==== Input data

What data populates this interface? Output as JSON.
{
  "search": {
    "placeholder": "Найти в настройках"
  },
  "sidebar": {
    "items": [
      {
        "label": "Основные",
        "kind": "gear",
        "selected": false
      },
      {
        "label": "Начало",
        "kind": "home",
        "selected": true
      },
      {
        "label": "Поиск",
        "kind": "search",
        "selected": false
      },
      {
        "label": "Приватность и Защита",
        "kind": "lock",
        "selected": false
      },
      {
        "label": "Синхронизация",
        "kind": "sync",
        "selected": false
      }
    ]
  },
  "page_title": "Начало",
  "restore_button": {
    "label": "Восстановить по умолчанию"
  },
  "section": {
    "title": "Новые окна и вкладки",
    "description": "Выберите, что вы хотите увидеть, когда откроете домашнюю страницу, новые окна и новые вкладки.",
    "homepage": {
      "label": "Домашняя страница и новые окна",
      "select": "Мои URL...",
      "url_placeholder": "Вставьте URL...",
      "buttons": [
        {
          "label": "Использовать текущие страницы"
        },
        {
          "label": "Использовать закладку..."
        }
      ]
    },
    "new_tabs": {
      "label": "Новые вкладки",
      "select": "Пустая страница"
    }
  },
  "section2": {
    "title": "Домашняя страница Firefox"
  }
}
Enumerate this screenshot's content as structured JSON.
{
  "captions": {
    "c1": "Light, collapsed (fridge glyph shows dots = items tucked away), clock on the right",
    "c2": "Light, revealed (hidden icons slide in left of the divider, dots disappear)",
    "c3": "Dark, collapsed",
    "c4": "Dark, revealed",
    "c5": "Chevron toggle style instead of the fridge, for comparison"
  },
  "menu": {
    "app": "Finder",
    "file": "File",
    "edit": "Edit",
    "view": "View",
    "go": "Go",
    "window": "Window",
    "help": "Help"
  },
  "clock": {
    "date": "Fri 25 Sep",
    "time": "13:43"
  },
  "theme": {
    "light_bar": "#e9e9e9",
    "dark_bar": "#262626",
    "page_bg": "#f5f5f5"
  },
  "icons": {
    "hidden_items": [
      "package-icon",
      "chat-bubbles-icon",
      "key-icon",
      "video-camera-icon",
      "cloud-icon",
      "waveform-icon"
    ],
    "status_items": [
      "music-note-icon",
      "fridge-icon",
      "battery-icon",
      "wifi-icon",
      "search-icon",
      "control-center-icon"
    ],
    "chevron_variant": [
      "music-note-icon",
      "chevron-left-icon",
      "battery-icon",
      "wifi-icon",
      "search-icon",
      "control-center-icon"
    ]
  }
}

========

### Instructions to follow
Retype all of the material, keeping each line exact.

### Expected answer
What data populates this interface? Output as JSON.
{
  "search": {
    "placeholder": "Найти в настройках"
  },
  "sidebar": {
    "items": [
      {
        "label": "Основные",
        "kind": "gear",
        "selected": false
      },
      {
        "label": "Начало",
        "kind": "home",
        "selected": true
      },
      {
        "label": "Поиск",
        "kind": "search",
        "selected": false
      },
      {
        "label": "Приватность и Защита",
        "kind": "lock",
        "selected": false
      },
      {
        "label": "Синхронизация",
        "kind": "sync",
        "selected": false
      }
    ]
  },
  "page_title": "Начало",
  "restore_button": {
    "label": "Восстановить по умолчанию"
  },
  "section": {
    "title": "Новые окна и вкладки",
    "description": "Выберите, что вы хотите увидеть, когда откроете домашнюю страницу, новые окна и новые вкладки.",
    "homepage": {
      "label": "Домашняя страница и новые окна",
      "select": "Мои URL...",
      "url_placeholder": "Вставьте URL...",
      "buttons": [
        {
          "label": "Использовать текущие страницы"
        },
        {
          "label": "Использовать закладку..."
        }
      ]
    },
    "new_tabs": {
      "label": "Новые вкладки",
      "select": "Пустая страница"
    }
  },
  "section2": {
    "title": "Домашняя страница Firefox"
  }
}
Enumerate this screenshot's content as structured JSON.
{
  "captions": {
    "c1": "Light, collapsed (fridge glyph shows dots = items tucked away), clock on the right",
    "c2": "Light, revealed (hidden icons slide in left of the divider, dots disappear)",
    "c3": "Dark, collapsed",
    "c4": "Dark, revealed",
    "c5": "Chevron toggle style instead of the fridge, for comparison"
  },
  "menu": {
    "app": "Finder",
    "file": "File",
    "edit": "Edit",
    "view": "View",
    "go": "Go",
    "window": "Window",
    "help": "Help"
  },
  "clock": {
    "date": "Fri 25 Sep",
    "time": "13:43"
  },
  "theme": {
    "light_bar": "#e9e9e9",
    "dark_bar": "#262626",
    "page_bg": "#f5f5f5"
  },
  "icons": {
    "hidden_items": [
      "package-icon",
      "chat-bubbles-icon",
      "key-icon",
      "video-camera-icon",
      "cloud-icon",
      "waveform-icon"
    ],
    "status_items": [
      "music-note-icon",
      "fridge-icon",
      "battery-icon",
      "wifi-icon",
      "search-icon",
      "control-center-icon"
    ],
    "chevron_variant": [
      "music-note-icon",
      "chevron-left-icon",
      "battery-icon",
      "wifi-icon",
      "search-icon",
      "control-center-icon"
    ]
  }
}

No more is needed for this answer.